> **Work instructions**
A - Can you edit the RioZim article, everything from "GE and four" down to "oil and gas.", replacing "headquartered" with "based"?
B - How would you resume the article on RioZim's Sengwa power project, picking up after its final sentence?

GE among five shortlisted by RioZim

20 Apr, 2018 - 00:04 0 Views
GE among five shortlisted by RioZim

eBusiness Weekly

Golden Sibanda
New York Stock Exchange (NYSE) listed conglomerate, General Electric, is among five foreign investors that diversified Zimbabwe Stock Exchange (ZSE) listed miner RioZim has short-listed to develop its $1,5 billion Sengwa thermal power project, Business Weekly can reveal.

GE and four other suitors, among them an unnamed Chinese company, have reportedly since been furnished with a bankable feasibility study, which they are evaluating within a 90-day period and thereafter submit proposals on the project.

GE is incorporated in New York and headquartered in Boston, Massachusetts. As of 2018, the company operated through a number of segments that included aviation, healthcare, power, renewable energy, digital, additive manufacturing, venture capital and finance, lighting, transport, and oil and gas.

In 2017, GE ranked among the Fortune 500 as the 13th-largest firm in the US by gross revenue. In 2011, it ranked as the 14th-most profitable and in 2012, the company was listed as the fourth-largest in the world among the Forbes Global 2000.

A source privy to the developments told Business Weekly that RioZim had, at least for now, taken the decision that it would not sign any exclusive agreement with any of the prospective investors until all had completed and submitted proposals.

The prospective foreign investors will, soon after all have completed evaluating the bankable feasibility study, then respectively send engineers to visit Zimbabwe to assess the Sengwa project on the ground vis-a-vis contents of the feasibility.

“We have short-listed five, including General Electric, and a Chinese company. We have given them our bankable feasibility study before they sign confirmatory agreements and they are currently studying the feasibility study, but the Chinese firm has already finished the evaluation,” the source said.

This publication is reliably informed that RioZim is targeting to sign an exclusive agreement with one of the five prospective investors by June this year and soon after begin processes to build what will be the biggest thermal power plant in Zimbabwe.

Hwange Power Station is currently Zimbabwe’s biggest thermal plant, with current reliable production capacity of 550 megawatts.

Although the plant had installed capacity of 900MW, the plant cannot generate to its full potential due to advanced age. Even after planned extension by 600MW, by another Chinese firm Sinohydro, Hwange will still be smaller than Sengwa, which RioZim intends to build near its coal resource in Gokwe North.

The Sengwa coal power plant project has been on the cards since 1994.

Chief executive Bheki Nkomo is on record saying RioZim was looking for investors with a track record in projects such as Sengwa.

However, Nkomo could not be reached for official comment this week, as he would not pick calls to his mobile phone.

The company intends to build a power station based on a coal resource of 1,3 billion tonnes, capable of generating up to 2 800MW, nearly equal Zimbabwe’s total installed capacity.

> **Given information**

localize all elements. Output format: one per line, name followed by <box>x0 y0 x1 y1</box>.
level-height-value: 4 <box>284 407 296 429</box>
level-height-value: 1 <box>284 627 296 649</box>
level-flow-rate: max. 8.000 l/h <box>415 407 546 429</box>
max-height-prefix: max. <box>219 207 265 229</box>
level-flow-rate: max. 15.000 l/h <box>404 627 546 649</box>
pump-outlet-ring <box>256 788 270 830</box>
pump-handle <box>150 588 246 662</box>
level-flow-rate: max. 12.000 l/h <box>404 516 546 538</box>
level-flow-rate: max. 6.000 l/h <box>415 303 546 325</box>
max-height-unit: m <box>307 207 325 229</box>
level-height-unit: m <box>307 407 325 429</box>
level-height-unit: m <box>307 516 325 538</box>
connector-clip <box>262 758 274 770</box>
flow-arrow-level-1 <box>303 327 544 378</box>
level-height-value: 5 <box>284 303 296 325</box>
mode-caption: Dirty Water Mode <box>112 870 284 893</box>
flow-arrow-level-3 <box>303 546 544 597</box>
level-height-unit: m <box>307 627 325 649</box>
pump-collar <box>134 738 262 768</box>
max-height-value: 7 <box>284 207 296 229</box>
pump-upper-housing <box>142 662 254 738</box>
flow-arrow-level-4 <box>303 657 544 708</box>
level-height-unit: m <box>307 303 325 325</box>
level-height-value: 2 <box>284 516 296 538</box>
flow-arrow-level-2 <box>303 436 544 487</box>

> **Your responses**
A -
GE and four other suitors, among them an unnamed Chinese company, have reportedly since been furnished with a bankable feasibility study, which they are evaluating within a 90-day period and thereafter submit proposals on the project.

GE is incorporated in New York and based in Boston, Massachusetts. As of 2018, the company operated through a number of segments that included aviation, healthcare, power, renewable energy, digital, additive manufacturing, venture capital and finance, lighting, transport, and oil and gas.

B -
The proposed power project envisages the construction of a number of smaller power plants over a period of ten years. In order to achieve this goal, RioZim is in the process trying to bring in technical partners to help in constructing the power station.

RioZim was last year forced to refloat its tender aimed at raising funding from global investors to finance the planned 1 200 megawatt Sengwa thermal power project in Gokwe North, after initial efforts to find suitors in China failed to yield results.

It once secured an interested Chinese funder, a State owned company, but the deal fell through as it could not be approved by Beijing because the firm needed to be restructured since it also had no experience of investing overseas.

The group is seeking roughly $1,5 billion for the composite project, whose constituent parts will entail the development of a coal mine, thermal power station, water pipeline to the power station and a power transmission line to the national grid.

RioZim, which has mining interests in gold, diamond and nickel processing also needs funding to build a residential location where workers at the power plant and coal mine will reside.

RioZim said mid-last year that it had received many expressions of interest, most of which never materialised and at the time only Nigerian billionaire Aliko Dangote and a Chinese firm had at the time shown “more aggression” for the project.

The project is part of several independent power projects licensed by Government, as part of efforts to resolve the country’s power deficit. Due to limited installed power generation capacity, Zimbabwe can only produce 1 200MW yet demand at peak periods stands at an average 1 600MW.

Interest in the Sengwa project, which has been outstanding since the early 1990s has increased amid growing power shortage in Southern Africa, which has an installed capacity of 52 598MW against a demand of 49 563Mw. Output, however, stands at 46 910MW giving the region a shortfall of 8 247MW.